## start RAW RECORDS

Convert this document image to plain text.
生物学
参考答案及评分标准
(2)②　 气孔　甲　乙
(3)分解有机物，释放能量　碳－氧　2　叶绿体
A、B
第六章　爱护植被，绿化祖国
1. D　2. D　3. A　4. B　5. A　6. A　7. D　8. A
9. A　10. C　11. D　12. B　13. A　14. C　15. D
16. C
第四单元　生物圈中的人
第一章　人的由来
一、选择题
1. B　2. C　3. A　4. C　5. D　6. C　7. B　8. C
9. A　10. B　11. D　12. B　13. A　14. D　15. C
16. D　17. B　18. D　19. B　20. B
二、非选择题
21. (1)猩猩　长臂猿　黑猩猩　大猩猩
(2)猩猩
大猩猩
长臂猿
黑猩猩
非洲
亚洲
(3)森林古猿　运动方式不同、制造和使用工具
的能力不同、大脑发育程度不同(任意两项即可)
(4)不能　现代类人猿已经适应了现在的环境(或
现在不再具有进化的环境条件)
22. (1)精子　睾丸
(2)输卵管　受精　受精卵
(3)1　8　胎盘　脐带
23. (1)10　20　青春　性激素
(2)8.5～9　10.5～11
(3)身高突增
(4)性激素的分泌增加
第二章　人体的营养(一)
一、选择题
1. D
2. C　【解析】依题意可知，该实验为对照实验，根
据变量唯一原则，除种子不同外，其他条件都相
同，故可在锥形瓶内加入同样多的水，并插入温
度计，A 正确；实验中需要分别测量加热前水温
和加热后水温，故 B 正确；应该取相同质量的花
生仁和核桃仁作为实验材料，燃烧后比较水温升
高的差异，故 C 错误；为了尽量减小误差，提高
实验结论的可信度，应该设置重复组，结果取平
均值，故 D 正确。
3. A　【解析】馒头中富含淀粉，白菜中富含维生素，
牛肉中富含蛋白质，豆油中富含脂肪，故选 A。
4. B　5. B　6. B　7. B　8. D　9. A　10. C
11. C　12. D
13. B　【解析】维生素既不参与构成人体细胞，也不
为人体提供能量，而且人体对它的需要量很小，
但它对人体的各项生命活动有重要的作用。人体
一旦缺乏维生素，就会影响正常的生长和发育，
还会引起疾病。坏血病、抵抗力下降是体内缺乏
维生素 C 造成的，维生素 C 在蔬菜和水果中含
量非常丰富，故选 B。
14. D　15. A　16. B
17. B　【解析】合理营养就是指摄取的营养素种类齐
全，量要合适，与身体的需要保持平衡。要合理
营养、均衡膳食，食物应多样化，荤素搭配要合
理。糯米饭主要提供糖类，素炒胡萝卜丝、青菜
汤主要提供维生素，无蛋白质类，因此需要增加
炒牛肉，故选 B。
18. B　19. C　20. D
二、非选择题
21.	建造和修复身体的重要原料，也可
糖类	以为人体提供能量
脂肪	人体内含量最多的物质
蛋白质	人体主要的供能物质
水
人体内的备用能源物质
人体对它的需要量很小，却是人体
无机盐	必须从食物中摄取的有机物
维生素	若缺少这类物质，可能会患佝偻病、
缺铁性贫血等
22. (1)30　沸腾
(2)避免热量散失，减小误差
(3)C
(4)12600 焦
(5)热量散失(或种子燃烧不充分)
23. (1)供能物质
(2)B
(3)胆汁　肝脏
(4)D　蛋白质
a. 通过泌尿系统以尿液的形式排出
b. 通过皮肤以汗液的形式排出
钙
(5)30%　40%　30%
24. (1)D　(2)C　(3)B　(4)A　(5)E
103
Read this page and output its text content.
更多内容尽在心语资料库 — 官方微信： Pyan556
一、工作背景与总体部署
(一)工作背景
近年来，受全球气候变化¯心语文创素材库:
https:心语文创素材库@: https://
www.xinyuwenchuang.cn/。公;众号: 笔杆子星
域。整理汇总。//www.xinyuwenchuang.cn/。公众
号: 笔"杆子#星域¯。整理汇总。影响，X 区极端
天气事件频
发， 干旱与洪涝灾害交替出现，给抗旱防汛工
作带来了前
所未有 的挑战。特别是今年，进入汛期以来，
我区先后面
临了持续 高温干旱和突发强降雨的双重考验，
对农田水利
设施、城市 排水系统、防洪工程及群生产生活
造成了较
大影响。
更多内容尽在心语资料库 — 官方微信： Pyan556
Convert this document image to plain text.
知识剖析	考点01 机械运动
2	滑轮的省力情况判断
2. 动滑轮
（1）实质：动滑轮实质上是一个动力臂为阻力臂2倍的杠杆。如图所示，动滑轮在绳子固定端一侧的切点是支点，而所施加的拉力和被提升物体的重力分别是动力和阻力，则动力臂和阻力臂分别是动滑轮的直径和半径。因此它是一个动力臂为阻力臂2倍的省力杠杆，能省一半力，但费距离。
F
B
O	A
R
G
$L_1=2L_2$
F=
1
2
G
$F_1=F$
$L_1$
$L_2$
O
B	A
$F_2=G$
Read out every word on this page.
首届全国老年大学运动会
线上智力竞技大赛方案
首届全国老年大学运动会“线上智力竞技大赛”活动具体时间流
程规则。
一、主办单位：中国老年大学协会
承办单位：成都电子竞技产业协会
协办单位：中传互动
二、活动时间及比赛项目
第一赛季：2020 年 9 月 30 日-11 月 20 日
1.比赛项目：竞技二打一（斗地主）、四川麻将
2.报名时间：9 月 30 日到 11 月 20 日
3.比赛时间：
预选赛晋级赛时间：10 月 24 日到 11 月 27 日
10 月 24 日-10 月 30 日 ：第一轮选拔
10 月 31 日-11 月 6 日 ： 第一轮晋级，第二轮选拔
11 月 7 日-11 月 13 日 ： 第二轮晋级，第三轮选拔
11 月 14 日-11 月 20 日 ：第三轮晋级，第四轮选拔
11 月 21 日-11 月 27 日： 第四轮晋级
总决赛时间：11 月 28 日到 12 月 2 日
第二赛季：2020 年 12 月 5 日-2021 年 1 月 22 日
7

## end RAW RECORDS

TASK DESCRIPTION
The records above should be repeated in full, exactly as given.

RESULT FOR THIS TASK
Convert this document image to plain text.
生物学
参考答案及评分标准
(2)②　 气孔　甲　乙
(3)分解有机物，释放能量　碳－氧　2　叶绿体
A、B
第六章　爱护植被，绿化祖国
1. D　2. D　3. A　4. B　5. A　6. A　7. D　8. A
9. A　10. C　11. D　12. B　13. A　14. C　15. D
16. C
第四单元　生物圈中的人
第一章　人的由来
一、选择题
1. B　2. C　3. A　4. C　5. D　6. C　7. B　8. C
9. A　10. B　11. D　12. B　13. A　14. D　15. C
16. D　17. B　18. D　19. B　20. B
二、非选择题
21. (1)猩猩　长臂猿　黑猩猩　大猩猩
(2)猩猩
大猩猩
长臂猿
黑猩猩
非洲
亚洲
(3)森林古猿　运动方式不同、制造和使用工具
的能力不同、大脑发育程度不同(任意两项即可)
(4)不能　现代类人猿已经适应了现在的环境(或
现在不再具有进化的环境条件)
22. (1)精子　睾丸
(2)输卵管　受精　受精卵
(3)1　8　胎盘　脐带
23. (1)10　20　青春　性激素
(2)8.5～9　10.5～11
(3)身高突增
(4)性激素的分泌增加
第二章　人体的营养(一)
一、选择题
1. D
2. C　【解析】依题意可知，该实验为对照实验，根
据变量唯一原则，除种子不同外，其他条件都相
同，故可在锥形瓶内加入同样多的水，并插入温
度计，A 正确；实验中需要分别测量加热前水温
和加热后水温，故 B 正确；应该取相同质量的花
生仁和核桃仁作为实验材料，燃烧后比较水温升
高的差异，故 C 错误；为了尽量减小误差，提高
实验结论的可信度，应该设置重复组，结果取平
均值，故 D 正确。
3. A　【解析】馒头中富含淀粉，白菜中富含维生素，
牛肉中富含蛋白质，豆油中富含脂肪，故选 A。
4. B　5. B　6. B　7. B　8. D　9. A　10. C
11. C　12. D
13. B　【解析】维生素既不参与构成人体细胞，也不
为人体提供能量，而且人体对它的需要量很小，
但它对人体的各项生命活动有重要的作用。人体
一旦缺乏维生素，就会影响正常的生长和发育，
还会引起疾病。坏血病、抵抗力下降是体内缺乏
维生素 C 造成的，维生素 C 在蔬菜和水果中含
量非常丰富，故选 B。
14. D　15. A　16. B
17. B　【解析】合理营养就是指摄取的营养素种类齐
全，量要合适，与身体的需要保持平衡。要合理
营养、均衡膳食，食物应多样化，荤素搭配要合
理。糯米饭主要提供糖类，素炒胡萝卜丝、青菜
汤主要提供维生素，无蛋白质类，因此需要增加
炒牛肉，故选 B。
18. B　19. C　20. D
二、非选择题
21.	建造和修复身体的重要原料，也可
糖类	以为人体提供能量
脂肪	人体内含量最多的物质
蛋白质	人体主要的供能物质
水
人体内的备用能源物质
人体对它的需要量很小，却是人体
无机盐	必须从食物中摄取的有机物
维生素	若缺少这类物质，可能会患佝偻病、
缺铁性贫血等
22. (1)30　沸腾
(2)避免热量散失，减小误差
(3)C
(4)12600 焦
(5)热量散失(或种子燃烧不充分)
23. (1)供能物质
(2)B
(3)胆汁　肝脏
(4)D　蛋白质
a. 通过泌尿系统以尿液的形式排出
b. 通过皮肤以汗液的形式排出
钙
(5)30%　40%　30%
24. (1)D　(2)C　(3)B　(4)A　(5)E
103
Read this page and output its text content.
更多内容尽在心语资料库 — 官方微信： Pyan556
一、工作背景与总体部署
(一)工作背景
近年来，受全球气候变化¯心语文创素材库:
https:心语文创素材库@: https://
www.xinyuwenchuang.cn/。公;众号: 笔杆子星
域。整理汇总。//www.xinyuwenchuang.cn/。公众
号: 笔"杆子#星域¯。整理汇总。影响，X 区极端
天气事件频
发， 干旱与洪涝灾害交替出现，给抗旱防汛工
作带来了前
所未有 的挑战。特别是今年，进入汛期以来，
我区先后面
临了持续 高温干旱和突发强降雨的双重考验，
对农田水利
设施、城市 排水系统、防洪工程及群生产生活
造成了较
大影响。
更多内容尽在心语资料库 — 官方微信： Pyan556
Convert this document image to plain text.
知识剖析	考点01 机械运动
2	滑轮的省力情况判断
2. 动滑轮
（1）实质：动滑轮实质上是一个动力臂为阻力臂2倍的杠杆。如图所示，动滑轮在绳子固定端一侧的切点是支点，而所施加的拉力和被提升物体的重力分别是动力和阻力，则动力臂和阻力臂分别是动滑轮的直径和半径。因此它是一个动力臂为阻力臂2倍的省力杠杆，能省一半力，但费距离。
F
B
O	A
R
G
$L_1=2L_2$
F=
1
2
G
$F_1=F$
$L_1$
$L_2$
O
B	A
$F_2=G$
Read out every word on this page.
首届全国老年大学运动会
线上智力竞技大赛方案
首届全国老年大学运动会“线上智力竞技大赛”活动具体时间流
程规则。
一、主办单位：中国老年大学协会
承办单位：成都电子竞技产业协会
协办单位：中传互动
二、活动时间及比赛项目
第一赛季：2020 年 9 月 30 日-11 月 20 日
1.比赛项目：竞技二打一（斗地主）、四川麻将
2.报名时间：9 月 30 日到 11 月 20 日
3.比赛时间：
预选赛晋级赛时间：10 月 24 日到 11 月 27 日
10 月 24 日-10 月 30 日 ：第一轮选拔
10 月 31 日-11 月 6 日 ： 第一轮晋级，第二轮选拔
11 月 7 日-11 月 13 日 ： 第二轮晋级，第三轮选拔
11 月 14 日-11 月 20 日 ：第三轮晋级，第四轮选拔
11 月 21 日-11 月 27 日： 第四轮晋级
总决赛时间：11 月 28 日到 12 月 2 日
第二赛季：2020 年 12 月 5 日-2021 年 1 月 22 日
7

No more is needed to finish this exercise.